What you need to do: Copy every line that holds "horizontal".

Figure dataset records
>> start

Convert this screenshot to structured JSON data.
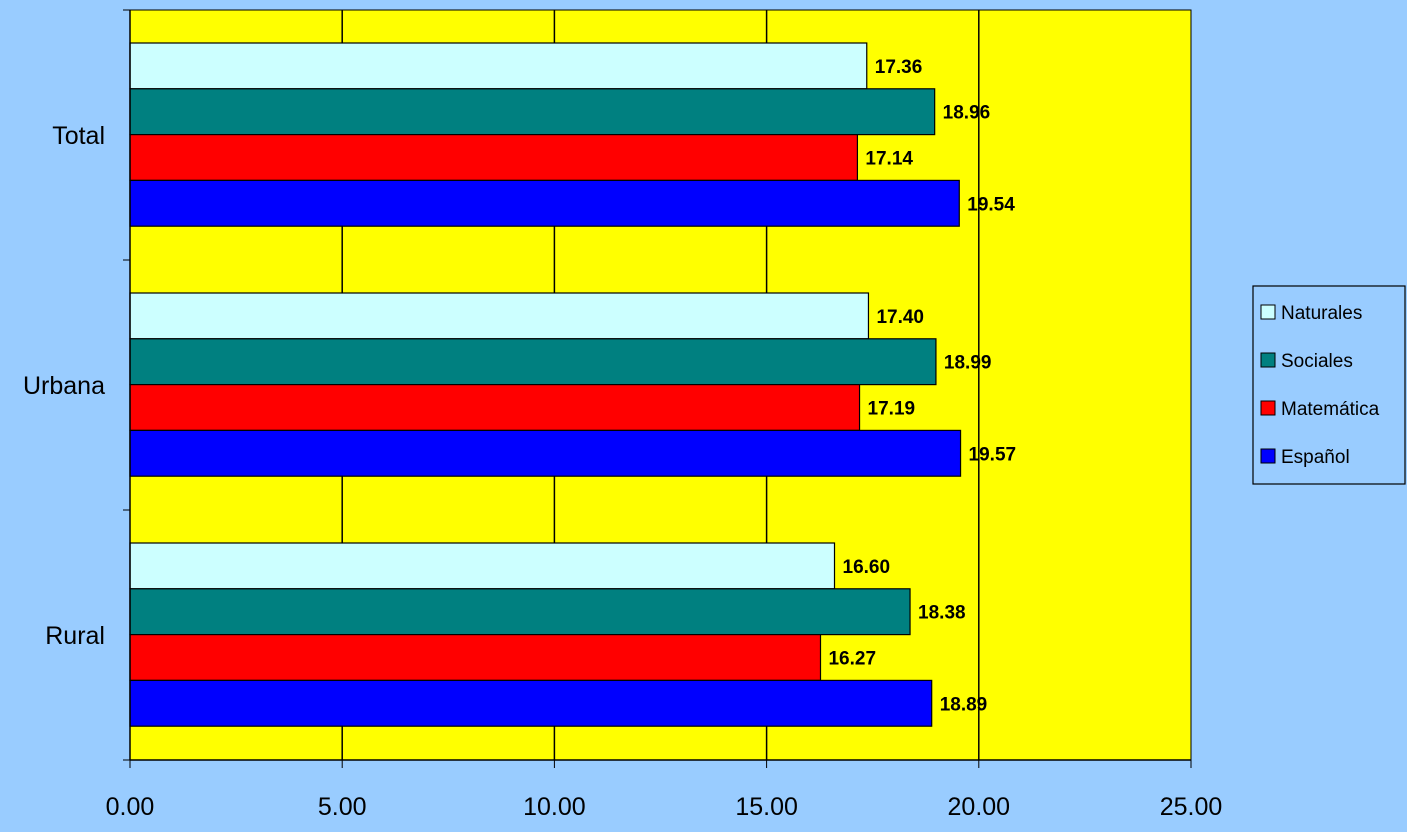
{
  "chart_data": {
    "type": "bar",
    "orientation": "horizontal",
    "categories": [
      "Total",
      "Urbana",
      "Rural"
    ],
    "series": [
      {
        "name": "Naturales",
        "color": "#CCFFFF",
        "values": [
          17.36,
          17.4,
          16.6
        ],
        "labels": [
          "17.36",
          "17.40",
          "16.60"
        ]
      },
      {
        "name": "Sociales",
        "color": "#008080",
        "values": [
          18.96,
          18.99,
          18.38
        ],
        "labels": [
          "18.96",
          "18.99",
          "18.38"
        ]
      },
      {
        "name": "Matemática",
        "color": "#FF0000",
        "values": [
          17.14,
          17.19,
          16.27
        ],
        "labels": [
          "17.14",
          "17.19",
          "16.27"
        ]
      },
      {
        "name": "Español",
        "color": "#0000FF",
        "values": [
          19.54,
          19.57,
          18.89
        ],
        "labels": [
          "19.54",
          "19.57",
          "18.89"
        ]
      }
    ],
    "xlim": [
      0,
      25
    ],
    "xticks": [
      "0.00",
      "5.00",
      "10.00",
      "15.00",
      "20.00",
      "25.00"
    ],
    "grid": true,
    "legend_position": "right",
    "plot_background": "#FFFF00",
    "page_background": "#99CCFF"
  }
}
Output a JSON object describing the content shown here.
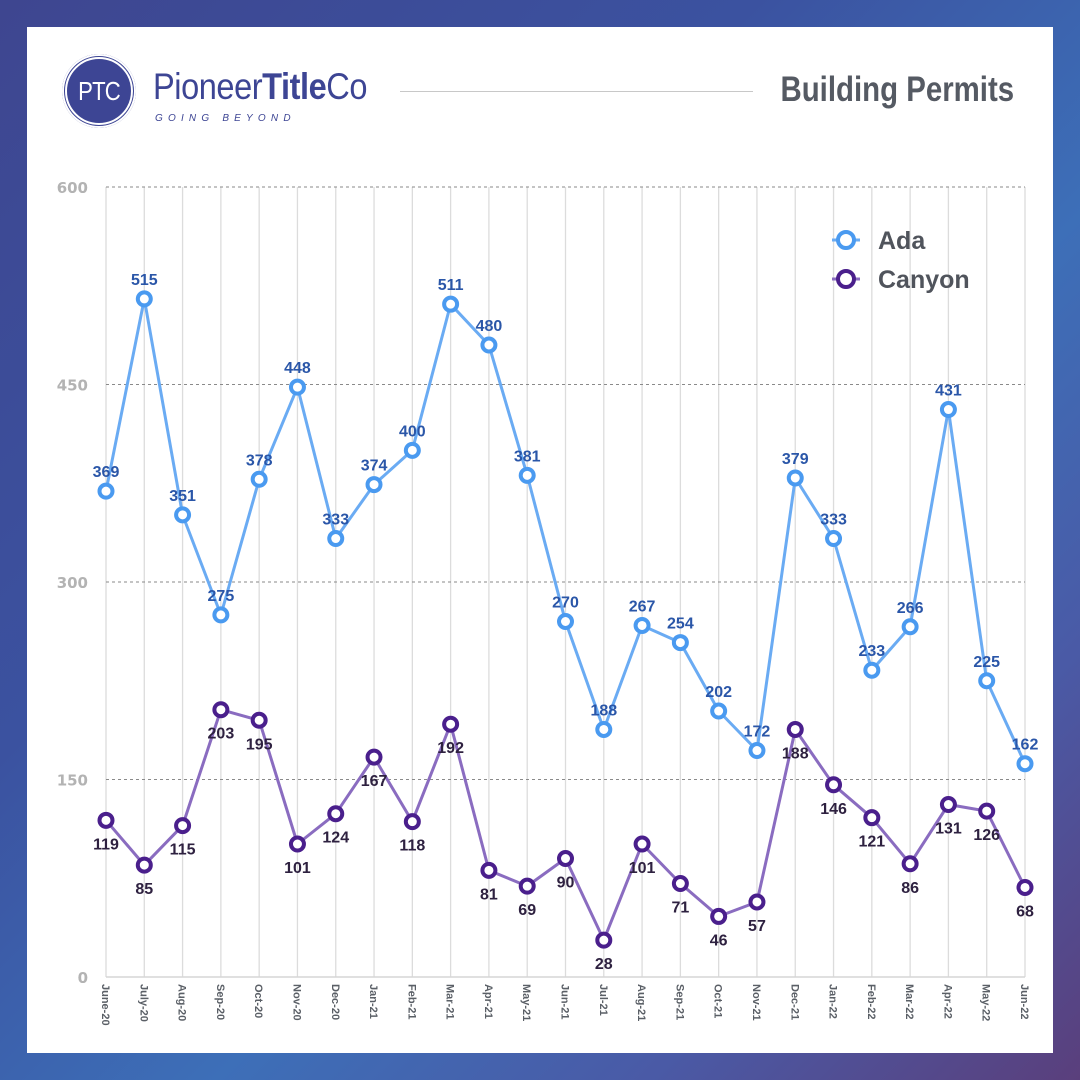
{
  "brand": {
    "mark": "PTC",
    "name_regular": "Pioneer",
    "name_bold": "Title",
    "name_suffix": "Co",
    "tagline": "GOING BEYOND"
  },
  "header": {
    "title": "Building Permits"
  },
  "colors": {
    "ada": "#4a9af0",
    "ada_line": "#6aabf3",
    "canyon": "#4a1f8c",
    "canyon_line": "#8a6cc0",
    "brand": "#3d4594"
  },
  "chart_data": {
    "type": "line",
    "title": "Building Permits",
    "xlabel": "",
    "ylabel": "",
    "ylim": [
      0,
      600
    ],
    "yticks": [
      0,
      150,
      300,
      450,
      600
    ],
    "grid": true,
    "legend_position": "top-right",
    "categories": [
      "June-20",
      "July-20",
      "Aug-20",
      "Sep-20",
      "Oct-20",
      "Nov-20",
      "Dec-20",
      "Jan-21",
      "Feb-21",
      "Mar-21",
      "Apr-21",
      "May-21",
      "Jun-21",
      "Jul-21",
      "Aug-21",
      "Sep-21",
      "Oct-21",
      "Nov-21",
      "Dec-21",
      "Jan-22",
      "Feb-22",
      "Mar-22",
      "Apr-22",
      "May-22",
      "Jun-22"
    ],
    "series": [
      {
        "name": "Ada",
        "values": [
          369,
          515,
          351,
          275,
          378,
          448,
          333,
          374,
          400,
          511,
          480,
          381,
          270,
          188,
          267,
          254,
          202,
          172,
          379,
          333,
          233,
          266,
          431,
          225,
          162
        ]
      },
      {
        "name": "Canyon",
        "values": [
          119,
          85,
          115,
          203,
          195,
          101,
          124,
          167,
          118,
          192,
          81,
          69,
          90,
          28,
          101,
          71,
          46,
          57,
          188,
          146,
          121,
          86,
          131,
          126,
          68
        ]
      }
    ]
  }
}
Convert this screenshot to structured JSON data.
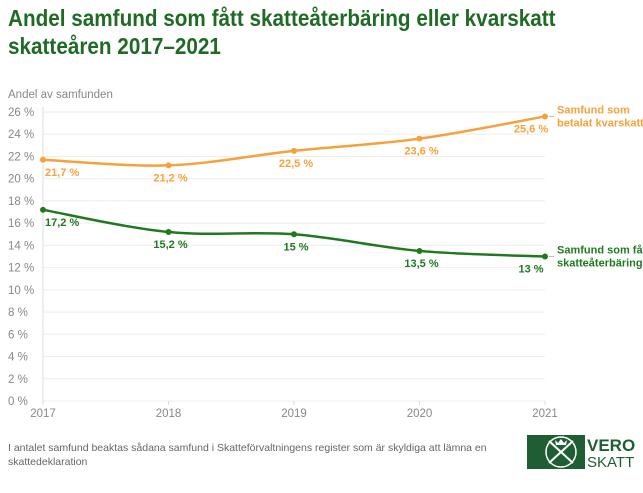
{
  "title": "Andel samfund som fått skatteåterbäring eller kvarskatt skatteåren 2017–2021",
  "footnote": "I antalet samfund beaktas sådana samfund i Skatteförvaltningens register som är skyldiga att lämna en skattedeklaration",
  "logo": {
    "line1": "VERO",
    "line2": "SKATT",
    "color": "#1f5e32"
  },
  "chart_data": {
    "type": "line",
    "title": "Andel samfund som fått skatteåterbäring eller kvarskatt skatteåren 2017–2021",
    "ylabel": "Andel av samfunden",
    "xlabel": "",
    "x": [
      "2017",
      "2018",
      "2019",
      "2020",
      "2021"
    ],
    "ylim": [
      0,
      26
    ],
    "yticks": [
      0,
      2,
      4,
      6,
      8,
      10,
      12,
      14,
      16,
      18,
      20,
      22,
      24,
      26
    ],
    "ytick_suffix": " %",
    "grid": "horizontal",
    "legend": "inline-right",
    "series": [
      {
        "name": "Samfund som betalat kvarskatt",
        "name_lines": [
          "Samfund som",
          "betalat kvarskatt"
        ],
        "color": "#f7a13a",
        "values": [
          21.7,
          21.2,
          22.5,
          23.6,
          25.6
        ],
        "labels": [
          "21,7 %",
          "21,2 %",
          "22,5 %",
          "23,6 %",
          "25,6 %"
        ]
      },
      {
        "name": "Samfund som fåt skatteåterbäring",
        "name_lines": [
          "Samfund som fåt",
          "skatteåterbäring"
        ],
        "color": "#1f7a1f",
        "values": [
          17.2,
          15.2,
          15,
          13.5,
          13
        ],
        "labels": [
          "17,2 %",
          "15,2 %",
          "15 %",
          "13,5 %",
          "13 %"
        ]
      }
    ]
  }
}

>> end

Correct result:
    "orientation": "horizontal",
    "grid": "horizontal",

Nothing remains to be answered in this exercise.